Part of a data file:
******************************

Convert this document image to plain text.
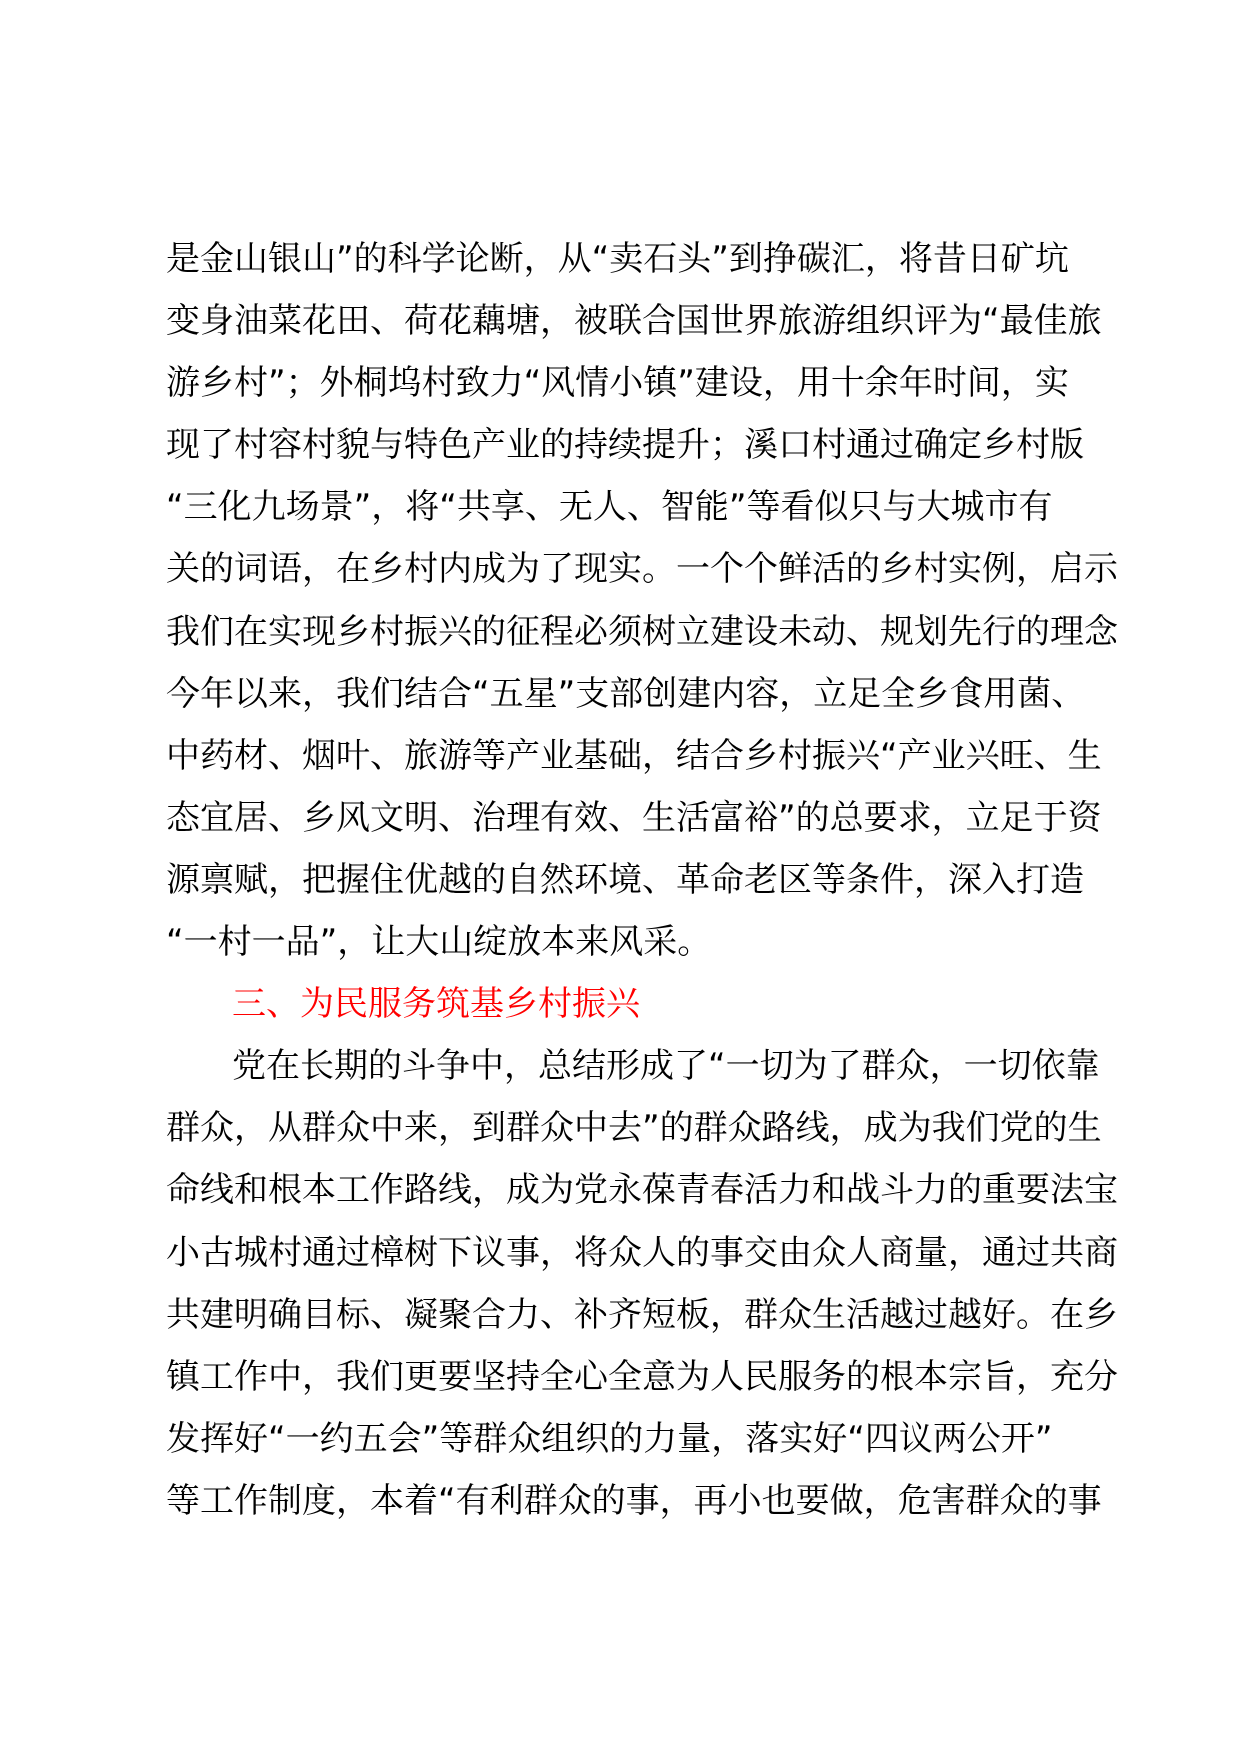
是金山银山”的科学论断，从“卖石头”到挣碳汇，将昔日矿坑
变身油菜花田、荷花藕塘，被联合国世界旅游组织评为“最佳旅
游乡村”；外桐坞村致力“风情小镇”建设，用十余年时间，实
现了村容村貌与特色产业的持续提升；溪口村通过确定乡村版
“三化九场景”，将“共享、无人、智能”等看似只与大城市有
关的词语，在乡村内成为了现实。一个个鲜活的乡村实例，启示
我们在实现乡村振兴的征程必须树立建设未动、规划先行的理念
今年以来，我们结合“五星”支部创建内容，立足全乡食用菌、
中药材、烟叶、旅游等产业基础，结合乡村振兴“产业兴旺、生
态宜居、乡风文明、治理有效、生活富裕”的总要求，立足于资
源禀赋，把握住优越的自然环境、革命老区等条件，深入打造
“一村一品”，让大山绽放本来风采。
三、为民服务筑基乡村振兴
党在长期的斗争中，总结形成了“一切为了群众，一切依靠
群众，从群众中来，到群众中去”的群众路线，成为我们党的生
命线和根本工作路线，成为党永葆青春活力和战斗力的重要法宝
小古城村通过樟树下议事，将众人的事交由众人商量，通过共商
共建明确目标、凝聚合力、补齐短板，群众生活越过越好。在乡
镇工作中，我们更要坚持全心全意为人民服务的根本宗旨，充分
发挥好“一约五会”等群众组织的力量，落实好“四议两公开”
等工作制度，本着“有利群众的事，再小也要做，危害群众的事
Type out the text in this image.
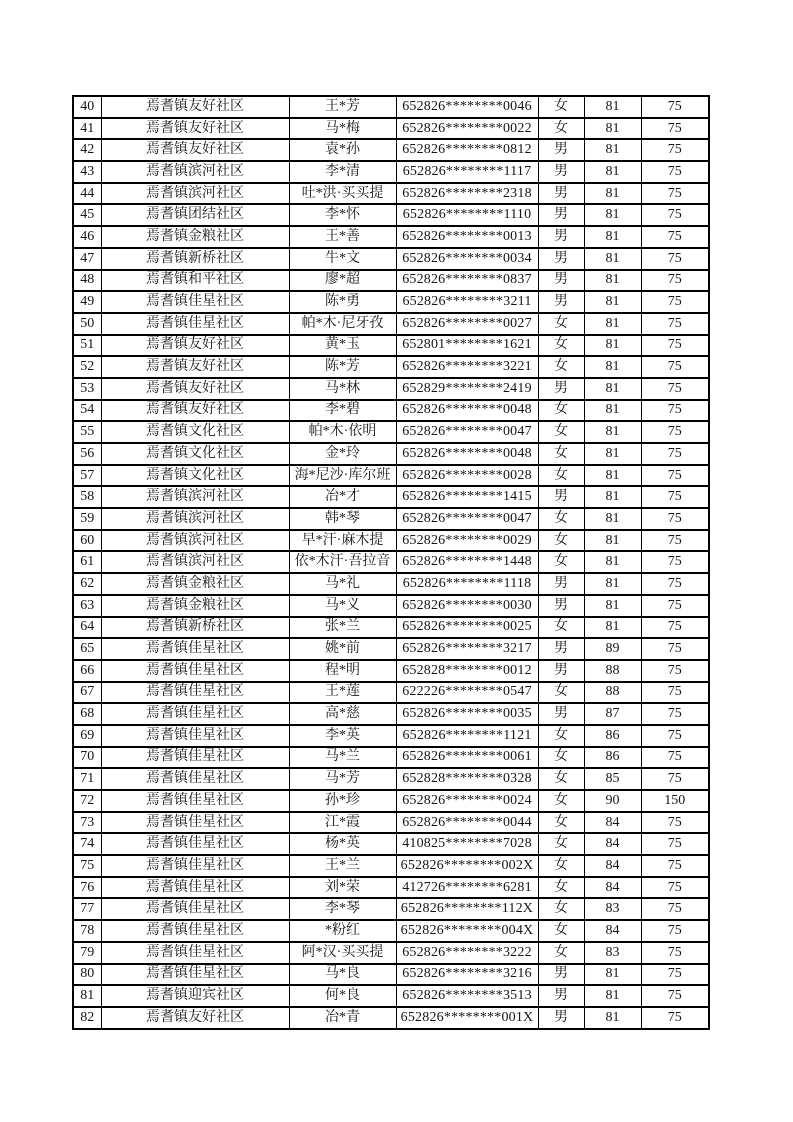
40	焉耆镇友好社区	王*芳	652826********0046	女	81	75
41	焉耆镇友好社区	马*梅	652826********0022	女	81	75
42	焉耆镇友好社区	袁*孙	652826********0812	男	81	75
43	焉耆镇滨河社区	李*清	652826********1117	男	81	75
44	焉耆镇滨河社区	吐*洪·买买提	652826********2318	男	81	75
45	焉耆镇团结社区	李*怀	652826********1110	男	81	75
46	焉耆镇金粮社区	王*善	652826********0013	男	81	75
47	焉耆镇新桥社区	牛*文	652826********0034	男	81	75
48	焉耆镇和平社区	廖*超	652826********0837	男	81	75
49	焉耆镇佳星社区	陈*勇	652826********3211	男	81	75
50	焉耆镇佳星社区	帕*木·尼牙孜	652826********0027	女	81	75
51	焉耆镇友好社区	黄*玉	652801********1621	女	81	75
52	焉耆镇友好社区	陈*芳	652826********3221	女	81	75
53	焉耆镇友好社区	马*林	652829********2419	男	81	75
54	焉耆镇友好社区	李*碧	652826********0048	女	81	75
55	焉耆镇文化社区	帕*木·依明	652826********0047	女	81	75
56	焉耆镇文化社区	金*玲	652826********0048	女	81	75
57	焉耆镇文化社区	海*尼沙·库尔班	652826********0028	女	81	75
58	焉耆镇滨河社区	冶*才	652826********1415	男	81	75
59	焉耆镇滨河社区	韩*琴	652826********0047	女	81	75
60	焉耆镇滨河社区	早*汗·麻木提	652826********0029	女	81	75
61	焉耆镇滨河社区	依*木汗·吾拉音	652826********1448	女	81	75
62	焉耆镇金粮社区	马*礼	652826********1118	男	81	75
63	焉耆镇金粮社区	马*义	652826********0030	男	81	75
64	焉耆镇新桥社区	张*兰	652826********0025	女	81	75
65	焉耆镇佳星社区	姚*前	652826********3217	男	89	75
66	焉耆镇佳星社区	程*明	652828********0012	男	88	75
67	焉耆镇佳星社区	王*莲	622226********0547	女	88	75
68	焉耆镇佳星社区	高*慈	652826********0035	男	87	75
69	焉耆镇佳星社区	李*英	652826********1121	女	86	75
70	焉耆镇佳星社区	马*兰	652826********0061	女	86	75
71	焉耆镇佳星社区	马*芳	652828********0328	女	85	75
72	焉耆镇佳星社区	孙*珍	652826********0024	女	90	150
73	焉耆镇佳星社区	江*霞	652826********0044	女	84	75
74	焉耆镇佳星社区	杨*英	410825********7028	女	84	75
75	焉耆镇佳星社区	王*兰	652826********002X	女	84	75
76	焉耆镇佳星社区	刘*荣	412726********6281	女	84	75
77	焉耆镇佳星社区	李*琴	652826********112X	女	83	75
78	焉耆镇佳星社区	*粉红	652826********004X	女	84	75
79	焉耆镇佳星社区	阿*汉·买买提	652826********3222	女	83	75
80	焉耆镇佳星社区	马*良	652826********3216	男	81	75
81	焉耆镇迎宾社区	何*良	652826********3513	男	81	75
82	焉耆镇友好社区	冶*青	652826********001X	男	81	75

******************************

DIRECTIONS FOR THIS TASK:
Using the entries above, tally how many lines have the word "焉耆镇金粮社区" in them; write the number and nothing more.

RESPONSE TO THE TASK:
3